=== Set problem ===
Wherever a line below holds the word "Week", copy that line.

=== Stored rows ===
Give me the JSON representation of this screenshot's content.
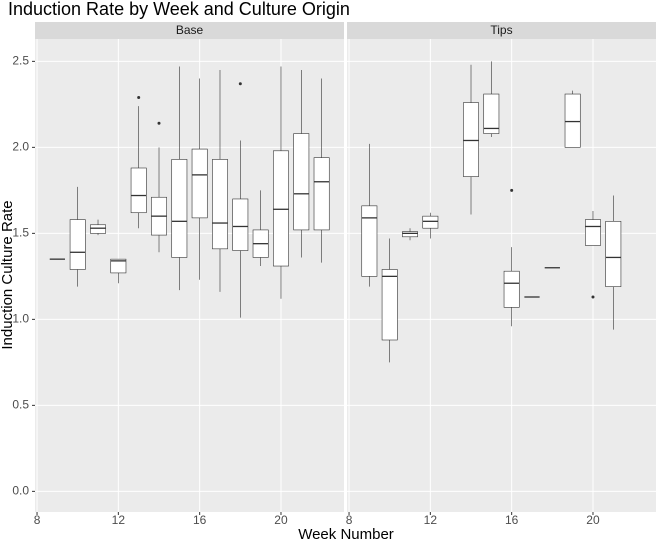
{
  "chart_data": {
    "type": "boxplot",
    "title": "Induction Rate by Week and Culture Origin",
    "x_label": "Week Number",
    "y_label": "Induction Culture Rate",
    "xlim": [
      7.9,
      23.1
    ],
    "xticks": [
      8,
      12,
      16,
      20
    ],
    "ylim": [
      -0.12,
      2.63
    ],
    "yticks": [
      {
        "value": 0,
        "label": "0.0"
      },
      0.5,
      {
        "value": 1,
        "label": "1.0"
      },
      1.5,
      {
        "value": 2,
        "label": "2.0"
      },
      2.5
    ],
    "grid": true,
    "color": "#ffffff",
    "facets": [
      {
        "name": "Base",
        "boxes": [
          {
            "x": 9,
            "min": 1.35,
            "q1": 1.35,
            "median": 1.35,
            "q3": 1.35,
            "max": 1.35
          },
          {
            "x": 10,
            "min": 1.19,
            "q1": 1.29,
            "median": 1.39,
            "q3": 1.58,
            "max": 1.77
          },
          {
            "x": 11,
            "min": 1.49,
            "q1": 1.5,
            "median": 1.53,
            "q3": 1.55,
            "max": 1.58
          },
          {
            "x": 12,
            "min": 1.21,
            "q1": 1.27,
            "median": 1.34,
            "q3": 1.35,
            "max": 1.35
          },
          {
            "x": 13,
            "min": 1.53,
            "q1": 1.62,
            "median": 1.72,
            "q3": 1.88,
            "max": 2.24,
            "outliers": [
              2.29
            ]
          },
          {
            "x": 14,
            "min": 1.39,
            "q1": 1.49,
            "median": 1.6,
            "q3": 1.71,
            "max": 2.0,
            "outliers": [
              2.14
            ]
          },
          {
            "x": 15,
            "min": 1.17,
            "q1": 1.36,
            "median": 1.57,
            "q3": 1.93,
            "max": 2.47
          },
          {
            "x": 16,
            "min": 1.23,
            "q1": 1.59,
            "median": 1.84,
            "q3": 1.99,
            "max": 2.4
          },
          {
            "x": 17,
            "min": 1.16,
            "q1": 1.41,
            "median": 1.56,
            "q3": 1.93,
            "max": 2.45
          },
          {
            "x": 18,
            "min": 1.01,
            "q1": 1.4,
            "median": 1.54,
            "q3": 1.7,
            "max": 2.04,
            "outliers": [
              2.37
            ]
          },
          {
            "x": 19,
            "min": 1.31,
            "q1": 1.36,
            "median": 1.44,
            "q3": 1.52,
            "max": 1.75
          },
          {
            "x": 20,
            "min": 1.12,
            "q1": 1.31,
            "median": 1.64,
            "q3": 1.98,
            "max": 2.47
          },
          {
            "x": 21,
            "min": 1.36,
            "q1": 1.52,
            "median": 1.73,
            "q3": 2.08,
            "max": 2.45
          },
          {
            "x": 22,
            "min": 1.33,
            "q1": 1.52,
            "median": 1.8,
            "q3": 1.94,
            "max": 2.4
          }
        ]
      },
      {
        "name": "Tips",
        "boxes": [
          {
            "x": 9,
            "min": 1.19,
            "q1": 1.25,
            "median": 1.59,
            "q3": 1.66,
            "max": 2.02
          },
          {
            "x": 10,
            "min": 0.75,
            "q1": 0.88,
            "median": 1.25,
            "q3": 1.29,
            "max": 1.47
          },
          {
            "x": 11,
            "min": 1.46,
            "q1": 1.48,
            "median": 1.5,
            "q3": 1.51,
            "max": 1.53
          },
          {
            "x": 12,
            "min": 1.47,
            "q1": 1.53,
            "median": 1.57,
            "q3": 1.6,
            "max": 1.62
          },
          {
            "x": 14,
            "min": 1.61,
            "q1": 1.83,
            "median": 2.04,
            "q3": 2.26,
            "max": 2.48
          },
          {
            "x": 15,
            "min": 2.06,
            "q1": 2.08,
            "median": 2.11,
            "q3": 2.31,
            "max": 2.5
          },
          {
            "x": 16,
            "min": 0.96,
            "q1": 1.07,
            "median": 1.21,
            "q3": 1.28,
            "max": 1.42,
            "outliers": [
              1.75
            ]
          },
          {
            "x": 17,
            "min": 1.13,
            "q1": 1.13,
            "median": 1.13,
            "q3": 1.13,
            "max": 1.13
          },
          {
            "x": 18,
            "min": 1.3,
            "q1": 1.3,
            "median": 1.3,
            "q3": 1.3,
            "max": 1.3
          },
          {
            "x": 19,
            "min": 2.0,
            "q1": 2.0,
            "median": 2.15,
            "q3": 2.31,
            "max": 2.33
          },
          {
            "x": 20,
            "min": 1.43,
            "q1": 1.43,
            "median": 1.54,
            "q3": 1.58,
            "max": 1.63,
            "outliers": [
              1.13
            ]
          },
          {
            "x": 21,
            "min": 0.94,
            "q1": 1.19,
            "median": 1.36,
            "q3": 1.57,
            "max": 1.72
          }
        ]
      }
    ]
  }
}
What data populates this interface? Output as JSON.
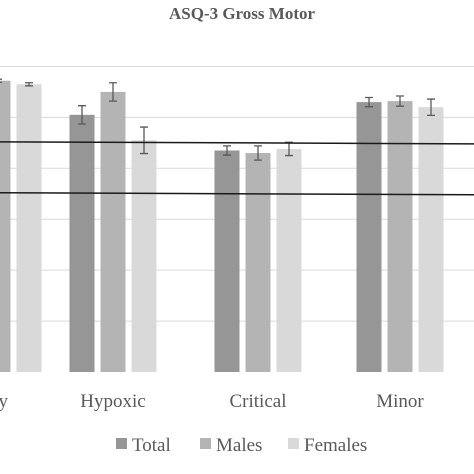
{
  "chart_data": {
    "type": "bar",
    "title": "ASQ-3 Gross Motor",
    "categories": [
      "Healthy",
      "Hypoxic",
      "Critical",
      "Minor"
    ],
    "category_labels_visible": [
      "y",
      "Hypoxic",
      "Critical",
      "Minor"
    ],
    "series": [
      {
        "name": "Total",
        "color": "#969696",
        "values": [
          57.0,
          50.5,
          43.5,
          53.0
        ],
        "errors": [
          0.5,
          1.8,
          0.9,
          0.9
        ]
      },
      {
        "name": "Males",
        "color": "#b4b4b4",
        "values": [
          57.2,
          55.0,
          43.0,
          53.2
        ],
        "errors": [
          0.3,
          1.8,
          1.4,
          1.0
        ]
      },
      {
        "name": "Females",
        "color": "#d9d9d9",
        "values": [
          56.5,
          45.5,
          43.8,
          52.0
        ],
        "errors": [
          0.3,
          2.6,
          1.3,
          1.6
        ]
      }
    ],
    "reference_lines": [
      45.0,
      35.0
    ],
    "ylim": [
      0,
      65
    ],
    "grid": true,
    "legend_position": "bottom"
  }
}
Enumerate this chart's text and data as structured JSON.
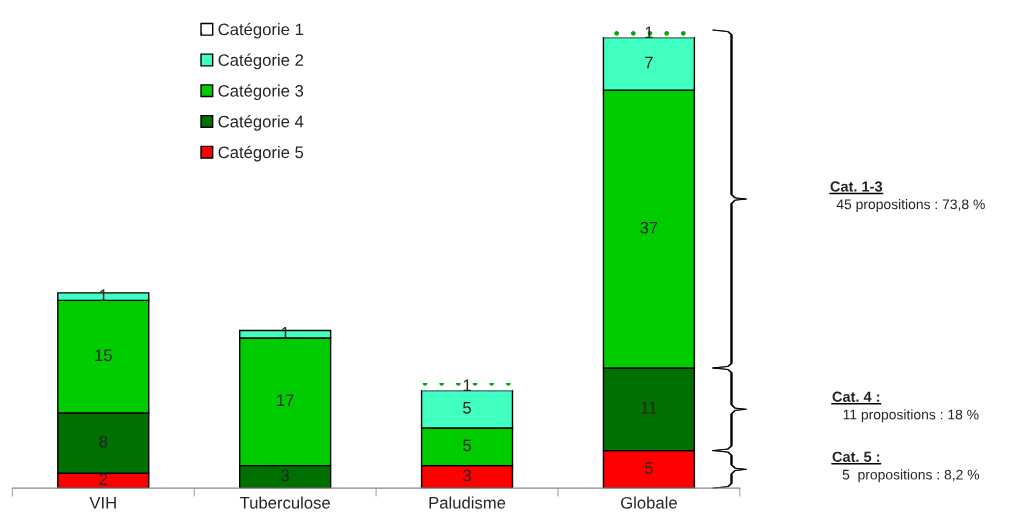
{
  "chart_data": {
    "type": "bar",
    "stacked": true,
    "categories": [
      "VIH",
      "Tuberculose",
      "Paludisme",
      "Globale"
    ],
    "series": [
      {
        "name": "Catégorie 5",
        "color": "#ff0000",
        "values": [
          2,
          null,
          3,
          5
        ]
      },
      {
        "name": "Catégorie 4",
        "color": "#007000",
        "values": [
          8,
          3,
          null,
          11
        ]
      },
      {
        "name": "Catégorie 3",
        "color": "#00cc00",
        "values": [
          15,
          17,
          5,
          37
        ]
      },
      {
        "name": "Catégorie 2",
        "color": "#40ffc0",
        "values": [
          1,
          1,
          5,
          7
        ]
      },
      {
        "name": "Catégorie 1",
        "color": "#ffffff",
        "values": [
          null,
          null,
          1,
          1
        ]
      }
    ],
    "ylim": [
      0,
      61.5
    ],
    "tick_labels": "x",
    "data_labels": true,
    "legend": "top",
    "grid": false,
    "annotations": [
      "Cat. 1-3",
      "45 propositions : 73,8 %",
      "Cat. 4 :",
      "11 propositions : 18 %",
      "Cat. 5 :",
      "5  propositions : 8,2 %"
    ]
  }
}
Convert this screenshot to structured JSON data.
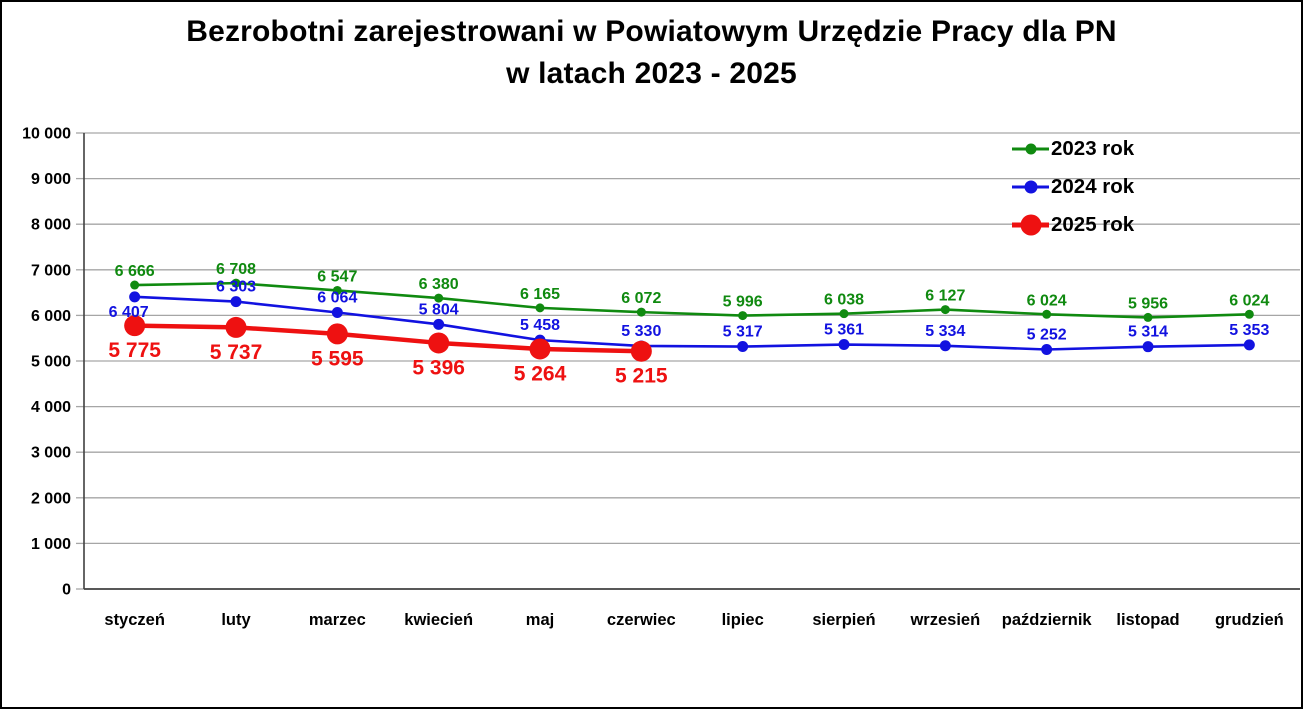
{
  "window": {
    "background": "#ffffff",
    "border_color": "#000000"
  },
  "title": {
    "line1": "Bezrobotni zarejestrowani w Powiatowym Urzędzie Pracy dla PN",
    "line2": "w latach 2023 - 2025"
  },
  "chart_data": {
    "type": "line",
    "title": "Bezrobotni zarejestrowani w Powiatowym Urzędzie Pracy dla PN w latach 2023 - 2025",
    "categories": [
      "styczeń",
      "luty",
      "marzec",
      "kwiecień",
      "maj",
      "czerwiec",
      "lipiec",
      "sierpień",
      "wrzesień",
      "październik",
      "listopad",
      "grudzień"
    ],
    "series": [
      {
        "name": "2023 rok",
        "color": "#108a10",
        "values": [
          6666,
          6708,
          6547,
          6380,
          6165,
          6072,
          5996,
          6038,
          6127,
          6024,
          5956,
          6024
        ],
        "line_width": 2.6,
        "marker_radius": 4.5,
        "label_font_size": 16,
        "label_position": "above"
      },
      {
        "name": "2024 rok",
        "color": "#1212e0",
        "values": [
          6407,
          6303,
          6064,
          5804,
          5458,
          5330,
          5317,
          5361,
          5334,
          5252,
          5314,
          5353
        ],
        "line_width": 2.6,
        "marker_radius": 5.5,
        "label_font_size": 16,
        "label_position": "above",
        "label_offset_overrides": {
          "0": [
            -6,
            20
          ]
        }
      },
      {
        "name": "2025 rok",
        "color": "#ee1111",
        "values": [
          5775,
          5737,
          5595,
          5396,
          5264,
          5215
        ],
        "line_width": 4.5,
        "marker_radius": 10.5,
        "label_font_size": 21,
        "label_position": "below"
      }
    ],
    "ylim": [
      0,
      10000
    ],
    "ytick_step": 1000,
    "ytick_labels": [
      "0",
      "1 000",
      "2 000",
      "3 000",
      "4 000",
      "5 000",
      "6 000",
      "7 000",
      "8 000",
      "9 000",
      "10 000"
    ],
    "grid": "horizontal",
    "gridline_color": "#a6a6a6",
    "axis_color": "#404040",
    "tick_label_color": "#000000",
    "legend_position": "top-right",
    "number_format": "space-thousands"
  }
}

=== The solution ===
    "title": "Induction Rate by Week and Culture Origin",
    "x_label": "Week Number",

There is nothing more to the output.